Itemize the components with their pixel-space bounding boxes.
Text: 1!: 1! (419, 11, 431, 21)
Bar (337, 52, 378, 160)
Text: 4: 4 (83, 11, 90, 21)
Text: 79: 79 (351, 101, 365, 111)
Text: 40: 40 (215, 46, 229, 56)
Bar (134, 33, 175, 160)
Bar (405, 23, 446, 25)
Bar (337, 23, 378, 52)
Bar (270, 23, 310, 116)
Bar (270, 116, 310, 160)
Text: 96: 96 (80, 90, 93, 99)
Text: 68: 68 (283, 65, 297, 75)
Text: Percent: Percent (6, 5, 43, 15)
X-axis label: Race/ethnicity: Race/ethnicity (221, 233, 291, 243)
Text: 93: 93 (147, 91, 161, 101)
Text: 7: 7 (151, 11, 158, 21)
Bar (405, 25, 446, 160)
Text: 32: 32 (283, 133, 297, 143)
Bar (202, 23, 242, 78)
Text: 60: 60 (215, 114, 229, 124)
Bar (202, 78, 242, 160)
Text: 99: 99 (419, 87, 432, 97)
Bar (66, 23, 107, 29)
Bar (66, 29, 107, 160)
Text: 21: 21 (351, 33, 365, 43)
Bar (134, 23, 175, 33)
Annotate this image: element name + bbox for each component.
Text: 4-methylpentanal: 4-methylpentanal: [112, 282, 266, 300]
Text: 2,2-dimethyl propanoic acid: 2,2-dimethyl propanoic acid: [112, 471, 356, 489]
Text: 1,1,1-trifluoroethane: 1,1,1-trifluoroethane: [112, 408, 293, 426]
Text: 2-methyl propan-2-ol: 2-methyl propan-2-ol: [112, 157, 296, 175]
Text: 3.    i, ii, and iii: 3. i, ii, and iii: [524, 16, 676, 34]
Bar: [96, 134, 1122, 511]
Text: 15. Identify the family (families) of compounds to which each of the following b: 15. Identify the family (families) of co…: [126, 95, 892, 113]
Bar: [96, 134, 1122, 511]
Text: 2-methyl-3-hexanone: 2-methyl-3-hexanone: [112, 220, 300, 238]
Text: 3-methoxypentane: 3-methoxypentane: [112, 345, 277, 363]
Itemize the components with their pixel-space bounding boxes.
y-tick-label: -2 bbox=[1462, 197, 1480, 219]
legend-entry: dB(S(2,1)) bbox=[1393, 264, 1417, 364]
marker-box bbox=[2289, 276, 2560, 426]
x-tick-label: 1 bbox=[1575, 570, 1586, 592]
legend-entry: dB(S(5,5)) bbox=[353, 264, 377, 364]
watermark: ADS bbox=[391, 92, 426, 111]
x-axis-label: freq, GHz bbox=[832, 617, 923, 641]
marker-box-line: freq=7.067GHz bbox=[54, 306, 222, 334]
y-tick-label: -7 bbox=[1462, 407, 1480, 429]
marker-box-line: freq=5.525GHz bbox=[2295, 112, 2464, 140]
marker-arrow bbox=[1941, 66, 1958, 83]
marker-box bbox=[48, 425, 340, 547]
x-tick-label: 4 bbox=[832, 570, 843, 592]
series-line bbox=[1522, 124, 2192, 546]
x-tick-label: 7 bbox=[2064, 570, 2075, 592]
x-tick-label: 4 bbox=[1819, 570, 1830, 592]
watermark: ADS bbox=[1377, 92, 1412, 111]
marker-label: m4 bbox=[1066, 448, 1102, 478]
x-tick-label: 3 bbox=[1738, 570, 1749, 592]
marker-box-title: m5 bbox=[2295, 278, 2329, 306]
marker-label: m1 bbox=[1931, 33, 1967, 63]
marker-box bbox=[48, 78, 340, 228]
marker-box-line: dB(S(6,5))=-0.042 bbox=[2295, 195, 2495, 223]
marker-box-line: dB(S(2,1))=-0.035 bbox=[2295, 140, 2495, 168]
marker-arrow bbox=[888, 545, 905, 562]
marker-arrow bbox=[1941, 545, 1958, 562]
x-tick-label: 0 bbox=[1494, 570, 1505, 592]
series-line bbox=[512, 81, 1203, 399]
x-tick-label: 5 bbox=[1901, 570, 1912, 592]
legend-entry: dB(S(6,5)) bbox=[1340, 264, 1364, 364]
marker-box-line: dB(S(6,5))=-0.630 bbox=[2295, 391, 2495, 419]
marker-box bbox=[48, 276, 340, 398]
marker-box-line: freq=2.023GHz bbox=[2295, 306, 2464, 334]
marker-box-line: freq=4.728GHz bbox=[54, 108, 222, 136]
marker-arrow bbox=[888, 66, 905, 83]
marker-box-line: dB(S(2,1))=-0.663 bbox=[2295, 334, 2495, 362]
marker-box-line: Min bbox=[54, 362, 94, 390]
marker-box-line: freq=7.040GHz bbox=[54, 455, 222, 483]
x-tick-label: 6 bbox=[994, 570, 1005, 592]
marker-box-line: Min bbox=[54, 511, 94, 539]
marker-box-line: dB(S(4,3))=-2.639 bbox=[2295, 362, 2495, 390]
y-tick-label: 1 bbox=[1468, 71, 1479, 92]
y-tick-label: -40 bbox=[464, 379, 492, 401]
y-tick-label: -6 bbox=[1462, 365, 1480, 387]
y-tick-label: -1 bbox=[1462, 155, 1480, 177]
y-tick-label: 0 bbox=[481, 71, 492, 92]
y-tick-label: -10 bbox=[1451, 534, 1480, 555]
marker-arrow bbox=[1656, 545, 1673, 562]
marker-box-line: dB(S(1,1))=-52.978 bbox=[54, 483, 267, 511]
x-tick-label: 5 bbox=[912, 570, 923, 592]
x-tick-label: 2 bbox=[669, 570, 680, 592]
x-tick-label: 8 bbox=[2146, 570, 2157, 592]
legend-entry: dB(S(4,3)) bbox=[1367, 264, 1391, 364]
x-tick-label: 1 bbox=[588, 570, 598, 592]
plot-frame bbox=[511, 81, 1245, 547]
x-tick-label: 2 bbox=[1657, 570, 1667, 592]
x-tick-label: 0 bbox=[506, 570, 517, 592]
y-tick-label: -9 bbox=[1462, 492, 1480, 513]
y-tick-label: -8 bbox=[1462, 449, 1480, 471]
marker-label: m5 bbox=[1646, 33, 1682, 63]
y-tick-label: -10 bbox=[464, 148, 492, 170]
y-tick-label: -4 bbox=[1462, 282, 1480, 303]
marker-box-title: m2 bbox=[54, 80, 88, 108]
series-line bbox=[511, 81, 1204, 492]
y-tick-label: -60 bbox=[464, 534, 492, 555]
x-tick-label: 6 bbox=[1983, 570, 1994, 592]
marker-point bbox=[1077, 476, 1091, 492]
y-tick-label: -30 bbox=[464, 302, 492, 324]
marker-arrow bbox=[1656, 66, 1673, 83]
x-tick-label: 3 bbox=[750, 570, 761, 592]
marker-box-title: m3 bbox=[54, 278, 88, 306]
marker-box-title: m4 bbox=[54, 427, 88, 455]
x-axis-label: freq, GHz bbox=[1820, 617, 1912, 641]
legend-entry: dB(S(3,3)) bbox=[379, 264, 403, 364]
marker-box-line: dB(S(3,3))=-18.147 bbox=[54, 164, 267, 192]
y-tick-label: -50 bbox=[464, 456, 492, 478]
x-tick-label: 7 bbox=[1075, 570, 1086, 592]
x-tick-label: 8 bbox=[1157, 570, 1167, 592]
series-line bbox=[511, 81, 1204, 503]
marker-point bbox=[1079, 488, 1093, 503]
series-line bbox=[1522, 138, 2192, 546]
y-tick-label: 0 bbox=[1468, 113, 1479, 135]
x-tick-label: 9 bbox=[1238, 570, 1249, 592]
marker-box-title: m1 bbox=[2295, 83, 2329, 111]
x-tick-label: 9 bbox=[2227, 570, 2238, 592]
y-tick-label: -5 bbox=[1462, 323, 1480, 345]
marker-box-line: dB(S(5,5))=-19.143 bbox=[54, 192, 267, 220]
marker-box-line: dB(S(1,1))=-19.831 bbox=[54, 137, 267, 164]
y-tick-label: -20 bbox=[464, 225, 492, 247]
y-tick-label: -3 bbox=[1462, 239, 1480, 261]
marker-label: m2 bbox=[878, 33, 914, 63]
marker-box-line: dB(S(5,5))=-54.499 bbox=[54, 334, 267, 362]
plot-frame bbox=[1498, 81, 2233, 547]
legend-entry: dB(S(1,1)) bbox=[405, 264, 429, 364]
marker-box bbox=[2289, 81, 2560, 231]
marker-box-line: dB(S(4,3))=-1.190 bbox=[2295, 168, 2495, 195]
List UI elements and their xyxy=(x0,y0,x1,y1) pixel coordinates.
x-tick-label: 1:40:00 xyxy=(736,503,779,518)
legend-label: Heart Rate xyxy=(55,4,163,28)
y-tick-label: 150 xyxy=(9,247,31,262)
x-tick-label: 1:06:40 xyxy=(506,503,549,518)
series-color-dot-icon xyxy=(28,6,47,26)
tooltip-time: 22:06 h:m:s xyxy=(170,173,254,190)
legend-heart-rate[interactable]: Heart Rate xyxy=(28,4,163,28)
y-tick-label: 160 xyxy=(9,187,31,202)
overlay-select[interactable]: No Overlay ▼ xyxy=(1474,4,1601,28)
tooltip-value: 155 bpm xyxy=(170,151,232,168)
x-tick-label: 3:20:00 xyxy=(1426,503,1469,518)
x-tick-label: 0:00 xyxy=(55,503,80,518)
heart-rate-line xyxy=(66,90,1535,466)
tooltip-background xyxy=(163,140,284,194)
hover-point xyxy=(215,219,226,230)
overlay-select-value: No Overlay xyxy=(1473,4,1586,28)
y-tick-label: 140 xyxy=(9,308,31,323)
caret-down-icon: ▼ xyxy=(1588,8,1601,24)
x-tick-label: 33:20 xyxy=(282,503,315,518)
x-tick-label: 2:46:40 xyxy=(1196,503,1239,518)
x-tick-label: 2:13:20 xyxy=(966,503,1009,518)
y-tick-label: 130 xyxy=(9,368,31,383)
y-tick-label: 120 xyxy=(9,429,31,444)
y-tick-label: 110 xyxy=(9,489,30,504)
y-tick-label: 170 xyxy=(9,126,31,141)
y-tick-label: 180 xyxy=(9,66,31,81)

REQUIREMENTS: Update the listing from its first line through the line holding "220, 300, 238]", inclusive, by changing "Bar" to "Column". Give those lines again with nothing else altered.

TASK SOLUTION:
Itemize the components with their pixel-space bounding boxes.
Text: 1!: 1! (419, 11, 431, 21)
Column (337, 52, 378, 160)
Text: 4: 4 (83, 11, 90, 21)
Text: 79: 79 (351, 101, 365, 111)
Text: 40: 40 (215, 46, 229, 56)
Column (134, 33, 175, 160)
Column (405, 23, 446, 25)
Column (337, 23, 378, 52)
Column (270, 23, 310, 116)
Column (270, 116, 310, 160)
Text: 96: 96 (80, 90, 93, 99)
Text: 68: 68 (283, 65, 297, 75)
Text: Percent: Percent (6, 5, 43, 15)
X-axis label: Race/ethnicity: Race/ethnicity (221, 233, 291, 243)
Text: 93: 93 (147, 91, 161, 101)
Text: 7: 7 (151, 11, 158, 21)
Column (405, 25, 446, 160)
Text: 32: 32 (283, 133, 297, 143)
Column (202, 23, 242, 78)
Text: 60: 60 (215, 114, 229, 124)
Column (202, 78, 242, 160)
Text: 99: 99 (419, 87, 432, 97)
Column (66, 23, 107, 29)
Column (66, 29, 107, 160)
Text: 21: 21 (351, 33, 365, 43)
Column (134, 23, 175, 33)
Annotate this image: element name + bbox for each component.
Text: 4-methylpentanal: 4-methylpentanal: [112, 282, 266, 300]
Text: 2,2-dimethyl propanoic acid: 2,2-dimethyl propanoic acid: [112, 471, 356, 489]
Text: 1,1,1-trifluoroethane: 1,1,1-trifluoroethane: [112, 408, 293, 426]
Text: 2-methyl propan-2-ol: 2-methyl propan-2-ol: [112, 157, 296, 175]
Text: 3.    i, ii, and iii: 3. i, ii, and iii: [524, 16, 676, 34]
Column: [96, 134, 1122, 511]
Text: 15. Identify the family (families) of compounds to which each of the following b: 15. Identify the family (families) of co…: [126, 95, 892, 113]
Column: [96, 134, 1122, 511]
Text: 2-methyl-3-hexanone: 2-methyl-3-hexanone: [112, 220, 300, 238]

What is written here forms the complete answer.